─── INPUT RECORDS ───
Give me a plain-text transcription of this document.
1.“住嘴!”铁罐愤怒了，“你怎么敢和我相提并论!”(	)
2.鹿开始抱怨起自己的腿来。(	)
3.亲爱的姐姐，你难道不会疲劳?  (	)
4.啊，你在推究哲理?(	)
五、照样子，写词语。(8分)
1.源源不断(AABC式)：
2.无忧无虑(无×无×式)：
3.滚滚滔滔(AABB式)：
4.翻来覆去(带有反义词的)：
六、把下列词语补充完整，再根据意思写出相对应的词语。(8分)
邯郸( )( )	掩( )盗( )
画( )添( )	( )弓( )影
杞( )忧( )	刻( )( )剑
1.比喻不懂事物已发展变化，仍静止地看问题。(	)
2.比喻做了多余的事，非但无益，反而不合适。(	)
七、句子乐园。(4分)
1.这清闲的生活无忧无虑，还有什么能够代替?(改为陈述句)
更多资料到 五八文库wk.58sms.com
───
─── INPUT RECORDS ───
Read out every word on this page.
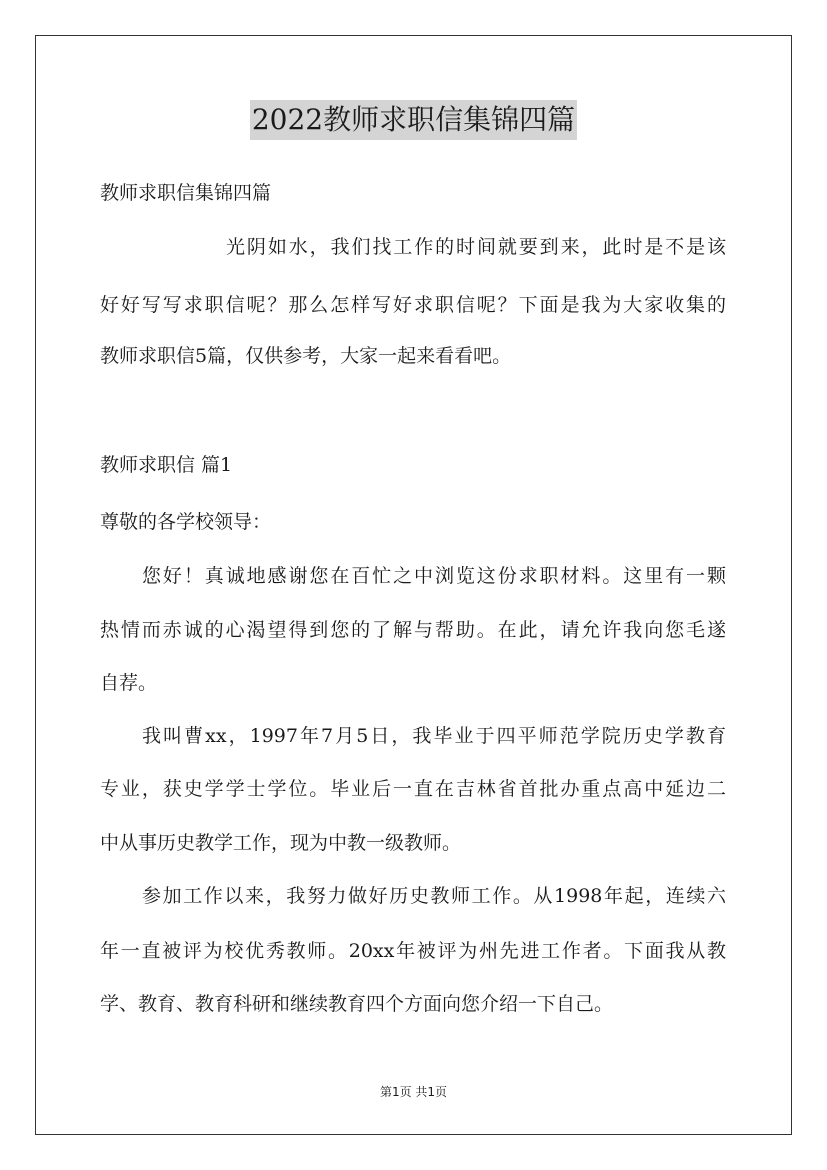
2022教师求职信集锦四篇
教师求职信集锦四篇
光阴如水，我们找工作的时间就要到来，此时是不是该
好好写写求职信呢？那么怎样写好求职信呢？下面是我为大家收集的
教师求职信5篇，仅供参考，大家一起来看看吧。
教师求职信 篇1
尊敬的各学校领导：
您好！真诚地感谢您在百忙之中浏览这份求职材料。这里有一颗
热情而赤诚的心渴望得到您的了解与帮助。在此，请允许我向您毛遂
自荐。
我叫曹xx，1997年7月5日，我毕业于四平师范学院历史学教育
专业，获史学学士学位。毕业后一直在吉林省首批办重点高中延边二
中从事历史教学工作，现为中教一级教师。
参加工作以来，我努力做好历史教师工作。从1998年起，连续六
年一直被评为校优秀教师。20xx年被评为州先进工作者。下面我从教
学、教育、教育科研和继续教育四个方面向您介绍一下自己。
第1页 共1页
───
**PROBLEM DESCRIPTION**: Every line above that contains the word "this" should be reported.

**RESPONSE TO THE EXERCISE**:
Give me a plain-text transcription of this document.
Read out every word on this page.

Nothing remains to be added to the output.